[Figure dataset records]
----------------

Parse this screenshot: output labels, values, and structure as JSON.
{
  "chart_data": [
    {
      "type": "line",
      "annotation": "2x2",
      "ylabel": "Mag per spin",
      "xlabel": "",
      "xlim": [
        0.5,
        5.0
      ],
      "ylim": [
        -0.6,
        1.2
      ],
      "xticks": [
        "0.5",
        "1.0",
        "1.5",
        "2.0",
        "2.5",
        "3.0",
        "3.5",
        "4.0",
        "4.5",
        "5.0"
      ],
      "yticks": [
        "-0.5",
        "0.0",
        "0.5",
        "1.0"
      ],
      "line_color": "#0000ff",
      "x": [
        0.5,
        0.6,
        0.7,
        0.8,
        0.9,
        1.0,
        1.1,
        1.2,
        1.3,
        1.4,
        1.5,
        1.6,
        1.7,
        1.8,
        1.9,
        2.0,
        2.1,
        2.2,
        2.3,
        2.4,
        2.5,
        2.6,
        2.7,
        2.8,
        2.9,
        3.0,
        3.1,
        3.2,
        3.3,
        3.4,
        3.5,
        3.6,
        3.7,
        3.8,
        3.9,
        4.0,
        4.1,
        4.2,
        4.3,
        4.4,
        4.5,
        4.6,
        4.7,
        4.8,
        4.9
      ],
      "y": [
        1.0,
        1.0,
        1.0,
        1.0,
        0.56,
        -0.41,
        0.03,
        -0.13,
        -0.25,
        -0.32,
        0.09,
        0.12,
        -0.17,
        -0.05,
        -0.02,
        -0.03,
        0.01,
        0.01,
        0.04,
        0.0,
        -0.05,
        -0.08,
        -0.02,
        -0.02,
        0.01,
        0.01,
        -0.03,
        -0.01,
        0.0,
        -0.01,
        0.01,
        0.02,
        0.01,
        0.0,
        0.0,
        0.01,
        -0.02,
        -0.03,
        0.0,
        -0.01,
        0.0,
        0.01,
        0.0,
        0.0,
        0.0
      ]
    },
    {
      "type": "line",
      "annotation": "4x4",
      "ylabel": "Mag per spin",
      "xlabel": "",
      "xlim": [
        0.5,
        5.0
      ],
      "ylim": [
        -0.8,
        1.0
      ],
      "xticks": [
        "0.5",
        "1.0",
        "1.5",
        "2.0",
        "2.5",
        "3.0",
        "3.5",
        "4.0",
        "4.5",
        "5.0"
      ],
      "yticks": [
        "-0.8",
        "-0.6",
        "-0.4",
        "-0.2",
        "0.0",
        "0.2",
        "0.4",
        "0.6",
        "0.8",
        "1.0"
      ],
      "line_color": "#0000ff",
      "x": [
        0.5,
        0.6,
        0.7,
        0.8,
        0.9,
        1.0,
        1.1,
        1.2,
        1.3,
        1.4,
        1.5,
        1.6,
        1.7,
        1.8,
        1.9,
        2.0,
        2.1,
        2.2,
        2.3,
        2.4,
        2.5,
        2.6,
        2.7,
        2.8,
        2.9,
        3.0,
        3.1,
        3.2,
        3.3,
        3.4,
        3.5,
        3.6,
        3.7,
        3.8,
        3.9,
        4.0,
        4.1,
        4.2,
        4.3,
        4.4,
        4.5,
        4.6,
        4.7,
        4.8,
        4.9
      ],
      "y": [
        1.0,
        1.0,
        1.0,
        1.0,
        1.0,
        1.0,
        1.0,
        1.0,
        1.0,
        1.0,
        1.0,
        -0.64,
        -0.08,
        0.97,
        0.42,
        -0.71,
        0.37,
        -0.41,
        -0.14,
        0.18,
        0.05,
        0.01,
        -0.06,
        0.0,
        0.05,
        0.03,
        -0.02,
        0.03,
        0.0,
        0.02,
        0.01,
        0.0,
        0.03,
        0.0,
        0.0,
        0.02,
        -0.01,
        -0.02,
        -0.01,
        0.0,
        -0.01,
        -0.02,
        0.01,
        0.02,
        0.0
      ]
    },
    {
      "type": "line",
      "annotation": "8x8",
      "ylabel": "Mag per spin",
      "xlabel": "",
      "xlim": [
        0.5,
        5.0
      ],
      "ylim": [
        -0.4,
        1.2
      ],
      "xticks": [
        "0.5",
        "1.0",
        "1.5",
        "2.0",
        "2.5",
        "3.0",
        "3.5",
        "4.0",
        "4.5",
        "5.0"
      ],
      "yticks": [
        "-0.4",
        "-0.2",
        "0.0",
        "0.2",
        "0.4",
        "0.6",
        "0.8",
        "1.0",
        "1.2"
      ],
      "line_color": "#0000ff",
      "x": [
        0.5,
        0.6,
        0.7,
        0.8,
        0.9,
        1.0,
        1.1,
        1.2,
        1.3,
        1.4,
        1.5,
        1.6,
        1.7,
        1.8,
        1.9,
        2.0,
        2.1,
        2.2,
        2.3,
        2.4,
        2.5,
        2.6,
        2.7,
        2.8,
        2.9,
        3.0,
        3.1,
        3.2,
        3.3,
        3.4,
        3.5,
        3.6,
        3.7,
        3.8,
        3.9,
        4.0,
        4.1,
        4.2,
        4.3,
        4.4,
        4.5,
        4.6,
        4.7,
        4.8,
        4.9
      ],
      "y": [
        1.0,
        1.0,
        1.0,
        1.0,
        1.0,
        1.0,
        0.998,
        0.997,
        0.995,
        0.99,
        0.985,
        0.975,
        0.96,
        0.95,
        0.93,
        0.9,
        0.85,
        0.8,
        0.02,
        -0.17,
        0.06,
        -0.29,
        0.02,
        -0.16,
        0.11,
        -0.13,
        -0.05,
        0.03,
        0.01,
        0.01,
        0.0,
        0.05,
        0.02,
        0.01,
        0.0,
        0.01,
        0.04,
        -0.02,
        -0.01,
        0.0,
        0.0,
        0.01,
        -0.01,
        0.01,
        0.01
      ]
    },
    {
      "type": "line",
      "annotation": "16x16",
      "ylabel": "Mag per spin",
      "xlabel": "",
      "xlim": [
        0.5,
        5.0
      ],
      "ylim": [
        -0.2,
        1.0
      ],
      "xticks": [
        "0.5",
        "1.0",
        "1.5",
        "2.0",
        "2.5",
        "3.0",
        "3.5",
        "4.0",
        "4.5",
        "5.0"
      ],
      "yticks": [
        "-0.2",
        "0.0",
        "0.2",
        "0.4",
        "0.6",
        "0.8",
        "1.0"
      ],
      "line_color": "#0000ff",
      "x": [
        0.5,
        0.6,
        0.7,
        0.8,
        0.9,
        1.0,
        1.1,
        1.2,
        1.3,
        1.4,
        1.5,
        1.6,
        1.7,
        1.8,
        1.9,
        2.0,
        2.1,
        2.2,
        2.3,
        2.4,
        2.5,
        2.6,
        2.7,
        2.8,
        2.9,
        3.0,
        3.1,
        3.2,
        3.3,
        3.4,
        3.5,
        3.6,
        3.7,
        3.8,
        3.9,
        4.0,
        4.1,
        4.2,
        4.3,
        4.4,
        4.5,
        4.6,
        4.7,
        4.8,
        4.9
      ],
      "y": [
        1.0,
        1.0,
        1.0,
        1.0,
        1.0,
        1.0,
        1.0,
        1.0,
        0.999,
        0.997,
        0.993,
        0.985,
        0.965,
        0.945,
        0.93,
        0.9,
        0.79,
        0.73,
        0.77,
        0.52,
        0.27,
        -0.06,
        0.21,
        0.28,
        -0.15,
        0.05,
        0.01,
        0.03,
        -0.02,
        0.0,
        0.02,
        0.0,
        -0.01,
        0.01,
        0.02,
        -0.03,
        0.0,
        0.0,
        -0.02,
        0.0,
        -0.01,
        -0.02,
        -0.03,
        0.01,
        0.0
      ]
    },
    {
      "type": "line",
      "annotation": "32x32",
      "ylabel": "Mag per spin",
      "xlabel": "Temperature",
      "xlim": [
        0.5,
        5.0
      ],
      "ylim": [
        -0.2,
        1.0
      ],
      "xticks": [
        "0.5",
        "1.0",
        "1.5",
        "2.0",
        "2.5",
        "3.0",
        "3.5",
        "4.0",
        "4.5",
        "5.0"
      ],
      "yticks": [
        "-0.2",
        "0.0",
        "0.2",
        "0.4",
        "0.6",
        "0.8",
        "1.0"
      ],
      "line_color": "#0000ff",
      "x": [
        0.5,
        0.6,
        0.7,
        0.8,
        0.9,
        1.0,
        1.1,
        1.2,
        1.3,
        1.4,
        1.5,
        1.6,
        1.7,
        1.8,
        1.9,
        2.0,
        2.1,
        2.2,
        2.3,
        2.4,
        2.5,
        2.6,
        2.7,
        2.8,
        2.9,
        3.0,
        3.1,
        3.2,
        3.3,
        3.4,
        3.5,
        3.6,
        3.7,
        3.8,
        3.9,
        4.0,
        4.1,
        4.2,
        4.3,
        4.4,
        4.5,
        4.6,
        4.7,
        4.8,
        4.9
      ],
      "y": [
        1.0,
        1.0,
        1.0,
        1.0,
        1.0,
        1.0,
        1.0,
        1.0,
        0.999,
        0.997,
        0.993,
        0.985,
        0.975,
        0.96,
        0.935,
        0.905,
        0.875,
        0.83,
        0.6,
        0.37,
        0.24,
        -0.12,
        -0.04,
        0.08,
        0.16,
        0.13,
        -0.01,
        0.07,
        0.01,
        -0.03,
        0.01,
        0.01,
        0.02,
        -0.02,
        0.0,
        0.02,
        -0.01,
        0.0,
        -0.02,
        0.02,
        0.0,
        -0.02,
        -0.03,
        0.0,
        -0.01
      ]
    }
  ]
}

----------------

§ DO THIS: Look through the material above and pick out each line holding the word "annotation".

§ THE COMPLETED TASK:
      "annotation": "2x2",
      "annotation": "4x4",
      "annotation": "8x8",
      "annotation": "16x16",
      "annotation": "32x32",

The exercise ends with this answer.